* Start *

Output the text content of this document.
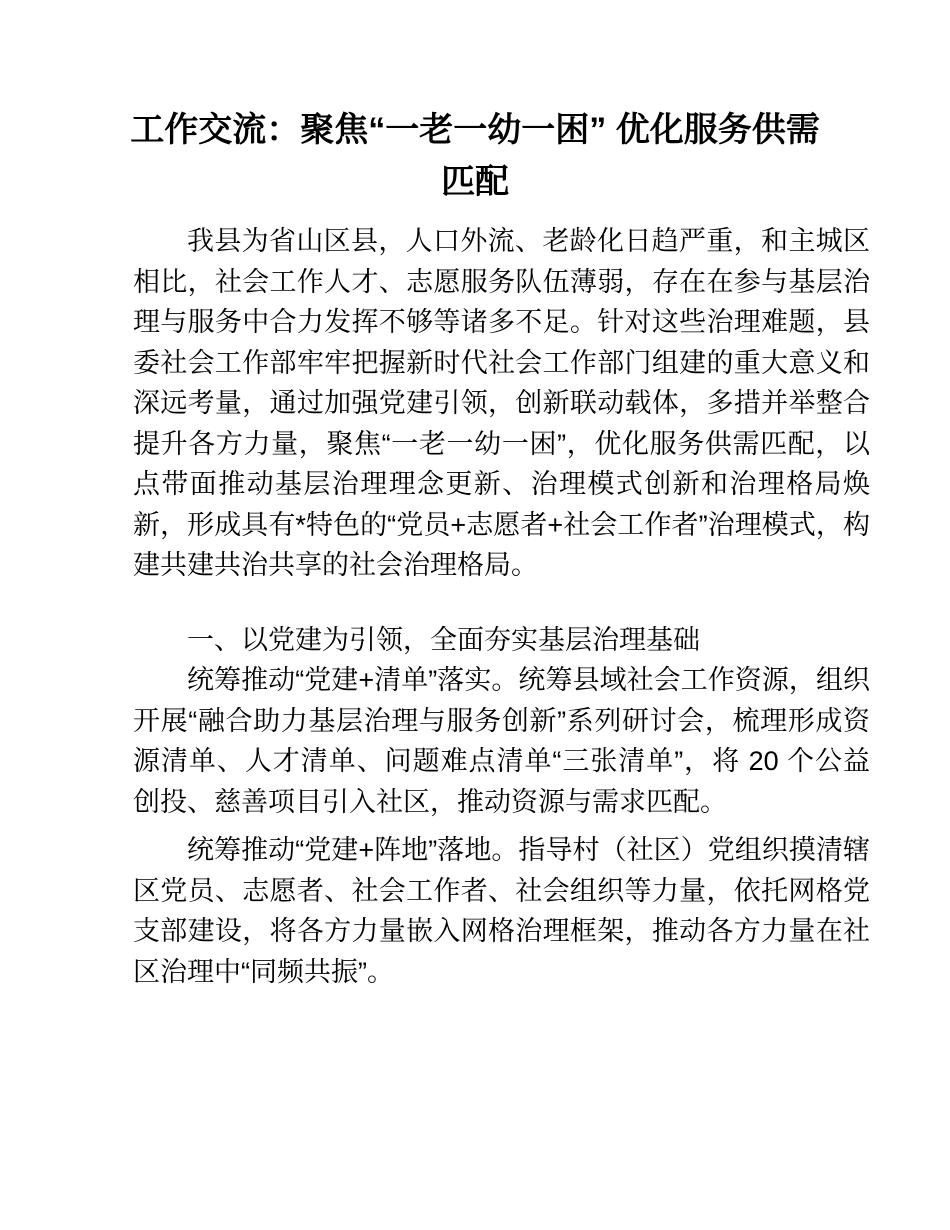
工作交流：聚焦“一老一幼一困” 优化服务供需
匹配

我县为省山区县，人口外流、老龄化日趋严重，和主城区相比，社会工作人才、志愿服务队伍薄弱，存在在参与基层治理与服务中合力发挥不够等诸多不足。针对这些治理难题，县委社会工作部牢牢把握新时代社会工作部门组建的重大意义和深远考量，通过加强党建引领，创新联动载体，多措并举整合提升各方力量，聚焦“一老一幼一困”，优化服务供需匹配，以点带面推动基层治理理念更新、治理模式创新和治理格局焕新，形成具有*特色的“党员+志愿者+社会工作者”治理模式，构建共建共治共享的社会治理格局。

一、以党建为引领，全面夯实基层治理基础

统筹推动“党建+清单”落实。统筹县域社会工作资源，组织开展“融合助力基层治理与服务创新”系列研讨会，梳理形成资源清单、人才清单、问题难点清单“三张清单”，将 20 个公益创投、慈善项目引入社区，推动资源与需求匹配。

统筹推动“党建+阵地”落地。指导村（社区）党组织摸清辖区党员、志愿者、社会工作者、社会组织等力量，依托网格党支部建设，将各方力量嵌入网格治理框架，推动各方力量在社区治理中“同频共振”。
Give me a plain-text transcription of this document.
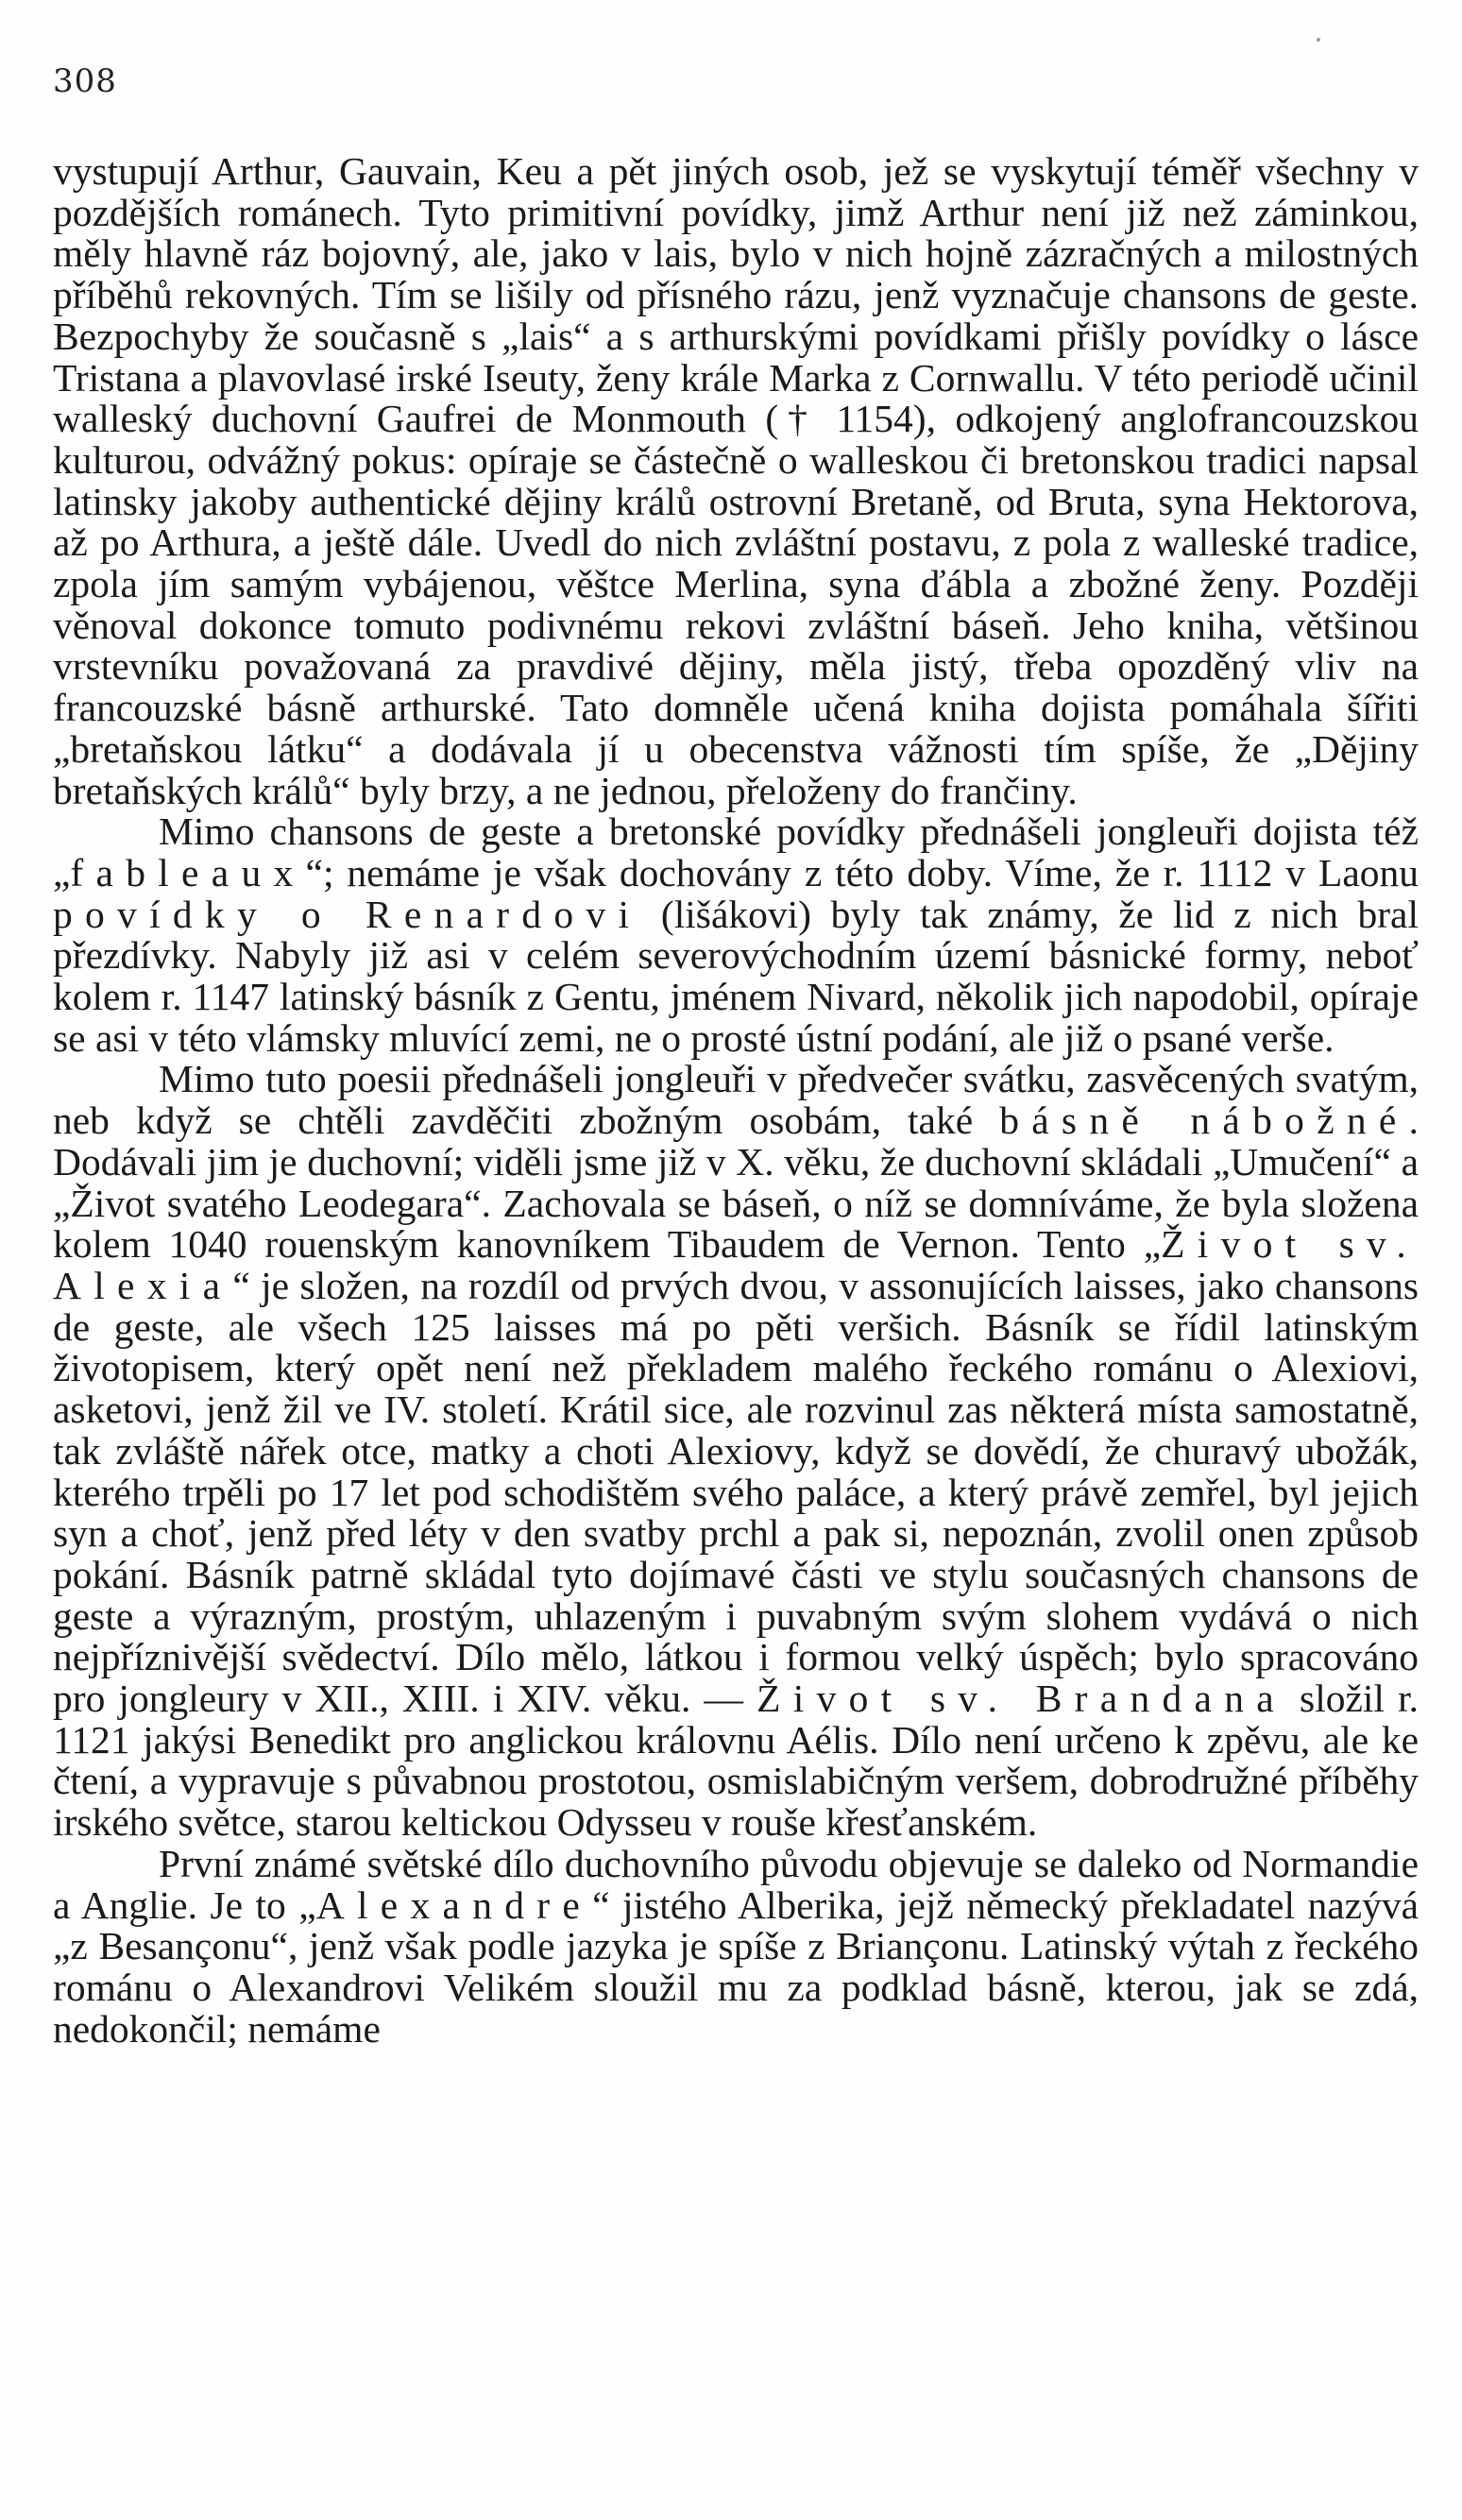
308

vystupují Arthur, Gauvain, Keu a pět jiných osob, jež se vyskytují téměř všechny v pozdějších románech. Tyto primitivní povídky, jimž Arthur není již než záminkou, měly hlavně ráz bojovný, ale, jako v lais, bylo v nich hojně zázračných a milostných příběhů rekovných. Tím se lišily od přísného rázu, jenž vyznačuje chansons de geste. Bezpochyby že současně s „lais“ a s arthurskými povídkami přišly povídky o lásce Tristana a plavovlasé irské Iseuty, ženy krále Marka z Cornwallu. V této periodě učinil walleský duchovní Gaufrei de Monmouth († 1154), odkojený anglofrancouzskou kulturou, odvážný pokus: opíraje se částečně o walleskou či bretonskou tradici napsal latinsky jakoby authentické dějiny králů ostrovní Bretaně, od Bruta, syna Hektorova, až po Arthura, a ještě dále. Uvedl do nich zvláštní postavu, z pola z walleské tradice, zpola jím samým vybájenou, věštce Merlina, syna ďábla a zbožné ženy. Později věnoval dokonce tomuto podivnému rekovi zvláštní báseň. Jeho kniha, většinou vrstevníku považovaná za pravdivé dějiny, měla jistý, třeba opozděný vliv na francouzské básně arthurské. Tato domněle učená kniha dojista pomáhala šířiti „bretaňskou látku“ a dodávala jí u obecenstva vážnosti tím spíše, že „Dějiny bretaňských králů“ byly brzy, a ne jednou, přeloženy do frančiny.

Mimo chansons de geste a bretonské povídky přednášeli jongleuři dojista též „fableaux“; nemáme je však dochovány z této doby. Víme, že r. 1112 v Laonu povídky o Renardovi (lišákovi) byly tak známy, že lid z nich bral přezdívky. Nabyly již asi v celém severovýchodním území básnické formy, neboť kolem r. 1147 latinský básník z Gentu, jménem Nivard, několik jich napodobil, opíraje se asi v této vlámsky mluvící zemi, ne o prosté ústní podání, ale již o psané verše.

Mimo tuto poesii přednášeli jongleuři v předvečer svátku, zasvěcených svatým, neb když se chtěli zavděčiti zbožným osobám, také básně nábožné. Dodávali jim je duchovní; viděli jsme již v X. věku, že duchovní skládali „Umučení“ a „Život svatého Leodegara“. Zachovala se báseň, o níž se domníváme, že byla složena kolem 1040 rouenským kanovníkem Tibaudem de Vernon. Tento „Život sv. Alexia“ je složen, na rozdíl od prvých dvou, v assonujících laisses, jako chansons de geste, ale všech 125 laisses má po pěti veršich. Básník se řídil latinským životopisem, který opět není než překladem malého řeckého románu o Alexiovi, asketovi, jenž žil ve IV. století. Krátil sice, ale rozvinul zas některá místa samostatně, tak zvláště nářek otce, matky a choti Alexiovy, když se dovědí, že churavý ubožák, kterého trpěli po 17 let pod schodištěm svého paláce, a který právě zemřel, byl jejich syn a choť, jenž před léty v den svatby prchl a pak si, nepoznán, zvolil onen způsob pokání. Básník patrně skládal tyto dojímavé části ve stylu současných chansons de geste a výrazným, prostým, uhlazeným i puvabným svým slohem vydává o nich nejpříznivější svědectví. Dílo mělo, látkou i formou velký úspěch; bylo spracováno pro jongleury v XII., XIII. i XIV. věku. — Život sv. Brandana složil r. 1121 jakýsi Benedikt pro anglickou královnu Aélis. Dílo není určeno k zpěvu, ale ke čtení, a vypravuje s půvabnou prostotou, osmislabičným veršem, dobrodružné příběhy irského světce, starou keltickou Odysseu v rouše křesťanském.

První známé světské dílo duchovního původu objevuje se daleko od Normandie a Anglie. Je to „Alexandre“ jistého Alberika, jejž německý překladatel nazývá „z Besançonu“, jenž však podle jazyka je spíše z Briançonu. Latinský výtah z řeckého románu o Alexandrovi Velikém sloužil mu za podklad básně, kterou, jak se zdá, nedokončil; nemáme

* End *

Problem requirements
Retype the entries word for word. Omit any images.

Result of the exercise
Output the text content of this document.
工作交流：聚焦“一老一幼一困” 优化服务供需
匹配

我县为省山区县，人口外流、老龄化日趋严重，和主城区相比，社会工作人才、志愿服务队伍薄弱，存在在参与基层治理与服务中合力发挥不够等诸多不足。针对这些治理难题，县委社会工作部牢牢把握新时代社会工作部门组建的重大意义和深远考量，通过加强党建引领，创新联动载体，多措并举整合提升各方力量，聚焦“一老一幼一困”，优化服务供需匹配，以点带面推动基层治理理念更新、治理模式创新和治理格局焕新，形成具有*特色的“党员+志愿者+社会工作者”治理模式，构建共建共治共享的社会治理格局。

一、以党建为引领，全面夯实基层治理基础

统筹推动“党建+清单”落实。统筹县域社会工作资源，组织开展“融合助力基层治理与服务创新”系列研讨会，梳理形成资源清单、人才清单、问题难点清单“三张清单”，将 20 个公益创投、慈善项目引入社区，推动资源与需求匹配。

统筹推动“党建+阵地”落地。指导村（社区）党组织摸清辖区党员、志愿者、社会工作者、社会组织等力量，依托网格党支部建设，将各方力量嵌入网格治理框架，推动各方力量在社区治理中“同频共振”。
Give me a plain-text transcription of this document.
308

vystupují Arthur, Gauvain, Keu a pět jiných osob, jež se vyskytují téměř všechny v pozdějších románech. Tyto primitivní povídky, jimž Arthur není již než záminkou, měly hlavně ráz bojovný, ale, jako v lais, bylo v nich hojně zázračných a milostných příběhů rekovných. Tím se lišily od přísného rázu, jenž vyznačuje chansons de geste. Bezpochyby že současně s „lais“ a s arthurskými povídkami přišly povídky o lásce Tristana a plavovlasé irské Iseuty, ženy krále Marka z Cornwallu. V této periodě učinil walleský duchovní Gaufrei de Monmouth († 1154), odkojený anglofrancouzskou kulturou, odvážný pokus: opíraje se částečně o walleskou či bretonskou tradici napsal latinsky jakoby authentické dějiny králů ostrovní Bretaně, od Bruta, syna Hektorova, až po Arthura, a ještě dále. Uvedl do nich zvláštní postavu, z pola z walleské tradice, zpola jím samým vybájenou, věštce Merlina, syna ďábla a zbožné ženy. Později věnoval dokonce tomuto podivnému rekovi zvláštní báseň. Jeho kniha, většinou vrstevníku považovaná za pravdivé dějiny, měla jistý, třeba opozděný vliv na francouzské básně arthurské. Tato domněle učená kniha dojista pomáhala šířiti „bretaňskou látku“ a dodávala jí u obecenstva vážnosti tím spíše, že „Dějiny bretaňských králů“ byly brzy, a ne jednou, přeloženy do frančiny.

Mimo chansons de geste a bretonské povídky přednášeli jongleuři dojista též „fableaux“; nemáme je však dochovány z této doby. Víme, že r. 1112 v Laonu povídky o Renardovi (lišákovi) byly tak známy, že lid z nich bral přezdívky. Nabyly již asi v celém severovýchodním území básnické formy, neboť kolem r. 1147 latinský básník z Gentu, jménem Nivard, několik jich napodobil, opíraje se asi v této vlámsky mluvící zemi, ne o prosté ústní podání, ale již o psané verše.

Mimo tuto poesii přednášeli jongleuři v předvečer svátku, zasvěcených svatým, neb když se chtěli zavděčiti zbožným osobám, také básně nábožné. Dodávali jim je duchovní; viděli jsme již v X. věku, že duchovní skládali „Umučení“ a „Život svatého Leodegara“. Zachovala se báseň, o níž se domníváme, že byla složena kolem 1040 rouenským kanovníkem Tibaudem de Vernon. Tento „Život sv. Alexia“ je složen, na rozdíl od prvých dvou, v assonujících laisses, jako chansons de geste, ale všech 125 laisses má po pěti veršich. Básník se řídil latinským životopisem, který opět není než překladem malého řeckého románu o Alexiovi, asketovi, jenž žil ve IV. století. Krátil sice, ale rozvinul zas některá místa samostatně, tak zvláště nářek otce, matky a choti Alexiovy, když se dovědí, že churavý ubožák, kterého trpěli po 17 let pod schodištěm svého paláce, a který právě zemřel, byl jejich syn a choť, jenž před léty v den svatby prchl a pak si, nepoznán, zvolil onen způsob pokání. Básník patrně skládal tyto dojímavé části ve stylu současných chansons de geste a výrazným, prostým, uhlazeným i puvabným svým slohem vydává o nich nejpříznivější svědectví. Dílo mělo, látkou i formou velký úspěch; bylo spracováno pro jongleury v XII., XIII. i XIV. věku. — Život sv. Brandana složil r. 1121 jakýsi Benedikt pro anglickou královnu Aélis. Dílo není určeno k zpěvu, ale ke čtení, a vypravuje s půvabnou prostotou, osmislabičným veršem, dobrodružné příběhy irského světce, starou keltickou Odysseu v rouše křesťanském.

První známé světské dílo duchovního původu objevuje se daleko od Normandie a Anglie. Je to „Alexandre“ jistého Alberika, jejž německý překladatel nazývá „z Besançonu“, jenž však podle jazyka je spíše z Briançonu. Latinský výtah z řeckého románu o Alexandrovi Velikém sloužil mu za podklad básně, kterou, jak se zdá, nedokončil; nemáme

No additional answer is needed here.